TO DO
Write out the complete material exactly as it stands.

[Recorded data]
>>
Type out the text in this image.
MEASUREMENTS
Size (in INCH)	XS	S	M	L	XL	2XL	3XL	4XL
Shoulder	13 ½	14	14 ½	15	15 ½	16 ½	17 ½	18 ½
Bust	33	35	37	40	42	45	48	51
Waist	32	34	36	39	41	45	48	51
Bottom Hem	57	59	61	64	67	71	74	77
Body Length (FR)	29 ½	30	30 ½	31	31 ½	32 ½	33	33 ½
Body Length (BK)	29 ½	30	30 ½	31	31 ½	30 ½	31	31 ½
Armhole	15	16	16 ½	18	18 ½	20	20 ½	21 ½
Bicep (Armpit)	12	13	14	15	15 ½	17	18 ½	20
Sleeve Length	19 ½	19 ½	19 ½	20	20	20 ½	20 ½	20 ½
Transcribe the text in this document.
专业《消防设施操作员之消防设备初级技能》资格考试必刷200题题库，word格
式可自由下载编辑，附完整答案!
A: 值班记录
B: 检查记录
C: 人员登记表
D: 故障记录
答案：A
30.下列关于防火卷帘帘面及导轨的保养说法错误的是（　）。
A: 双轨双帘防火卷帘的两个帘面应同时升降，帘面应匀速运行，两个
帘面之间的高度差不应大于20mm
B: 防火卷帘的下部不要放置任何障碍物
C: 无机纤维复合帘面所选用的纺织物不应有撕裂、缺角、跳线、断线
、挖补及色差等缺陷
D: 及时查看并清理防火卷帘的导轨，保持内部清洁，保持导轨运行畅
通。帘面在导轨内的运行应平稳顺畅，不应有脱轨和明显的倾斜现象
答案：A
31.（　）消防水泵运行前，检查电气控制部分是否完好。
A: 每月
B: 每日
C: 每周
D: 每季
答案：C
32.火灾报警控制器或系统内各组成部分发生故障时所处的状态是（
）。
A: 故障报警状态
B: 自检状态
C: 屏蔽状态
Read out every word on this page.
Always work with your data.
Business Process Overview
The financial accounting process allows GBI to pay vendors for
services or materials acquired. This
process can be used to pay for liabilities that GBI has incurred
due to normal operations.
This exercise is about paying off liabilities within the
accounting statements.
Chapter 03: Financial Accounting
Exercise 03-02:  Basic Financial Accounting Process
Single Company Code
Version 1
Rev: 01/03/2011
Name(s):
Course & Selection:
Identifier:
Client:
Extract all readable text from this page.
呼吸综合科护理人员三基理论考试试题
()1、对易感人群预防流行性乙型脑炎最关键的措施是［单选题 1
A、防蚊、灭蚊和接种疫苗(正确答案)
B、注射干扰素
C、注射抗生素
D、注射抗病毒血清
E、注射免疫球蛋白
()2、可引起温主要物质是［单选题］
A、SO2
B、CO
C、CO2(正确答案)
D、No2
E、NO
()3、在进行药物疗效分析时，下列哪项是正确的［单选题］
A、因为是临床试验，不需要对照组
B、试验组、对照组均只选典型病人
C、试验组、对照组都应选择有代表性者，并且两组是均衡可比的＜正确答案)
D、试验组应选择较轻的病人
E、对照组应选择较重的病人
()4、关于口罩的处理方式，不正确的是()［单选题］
<<
WRITTEN ANSWER
Type out the text in this image.
MEASUREMENTS
Size (in INCH)	XS	S	M	L	XL	2XL	3XL	4XL
Shoulder	13 ½	14	14 ½	15	15 ½	16 ½	17 ½	18 ½
Bust	33	35	37	40	42	45	48	51
Waist	32	34	36	39	41	45	48	51
Bottom Hem	57	59	61	64	67	71	74	77
Body Length (FR)	29 ½	30	30 ½	31	31 ½	32 ½	33	33 ½
Body Length (BK)	29 ½	30	30 ½	31	31 ½	30 ½	31	31 ½
Armhole	15	16	16 ½	18	18 ½	20	20 ½	21 ½
Bicep (Armpit)	12	13	14	15	15 ½	17	18 ½	20
Sleeve Length	19 ½	19 ½	19 ½	20	20	20 ½	20 ½	20 ½
Transcribe the text in this document.
专业《消防设施操作员之消防设备初级技能》资格考试必刷200题题库，word格
式可自由下载编辑，附完整答案!
A: 值班记录
B: 检查记录
C: 人员登记表
D: 故障记录
答案：A
30.下列关于防火卷帘帘面及导轨的保养说法错误的是（　）。
A: 双轨双帘防火卷帘的两个帘面应同时升降，帘面应匀速运行，两个
帘面之间的高度差不应大于20mm
B: 防火卷帘的下部不要放置任何障碍物
C: 无机纤维复合帘面所选用的纺织物不应有撕裂、缺角、跳线、断线
、挖补及色差等缺陷
D: 及时查看并清理防火卷帘的导轨，保持内部清洁，保持导轨运行畅
通。帘面在导轨内的运行应平稳顺畅，不应有脱轨和明显的倾斜现象
答案：A
31.（　）消防水泵运行前，检查电气控制部分是否完好。
A: 每月
B: 每日
C: 每周
D: 每季
答案：C
32.火灾报警控制器或系统内各组成部分发生故障时所处的状态是（
）。
A: 故障报警状态
B: 自检状态
C: 屏蔽状态
Read out every word on this page.
Always work with your data.
Business Process Overview
The financial accounting process allows GBI to pay vendors for
services or materials acquired. This
process can be used to pay for liabilities that GBI has incurred
due to normal operations.
This exercise is about paying off liabilities within the
accounting statements.
Chapter 03: Financial Accounting
Exercise 03-02:  Basic Financial Accounting Process
Single Company Code
Version 1
Rev: 01/03/2011
Name(s):
Course & Selection:
Identifier:
Client:
Extract all readable text from this page.
呼吸综合科护理人员三基理论考试试题
()1、对易感人群预防流行性乙型脑炎最关键的措施是［单选题 1
A、防蚊、灭蚊和接种疫苗(正确答案)
B、注射干扰素
C、注射抗生素
D、注射抗病毒血清
E、注射免疫球蛋白
()2、可引起温主要物质是［单选题］
A、SO2
B、CO
C、CO2(正确答案)
D、No2
E、NO
()3、在进行药物疗效分析时，下列哪项是正确的［单选题］
A、因为是临床试验，不需要对照组
B、试验组、对照组均只选典型病人
C、试验组、对照组都应选择有代表性者，并且两组是均衡可比的＜正确答案)
D、试验组应选择较轻的病人
E、对照组应选择较重的病人
()4、关于口罩的处理方式，不正确的是()［单选题］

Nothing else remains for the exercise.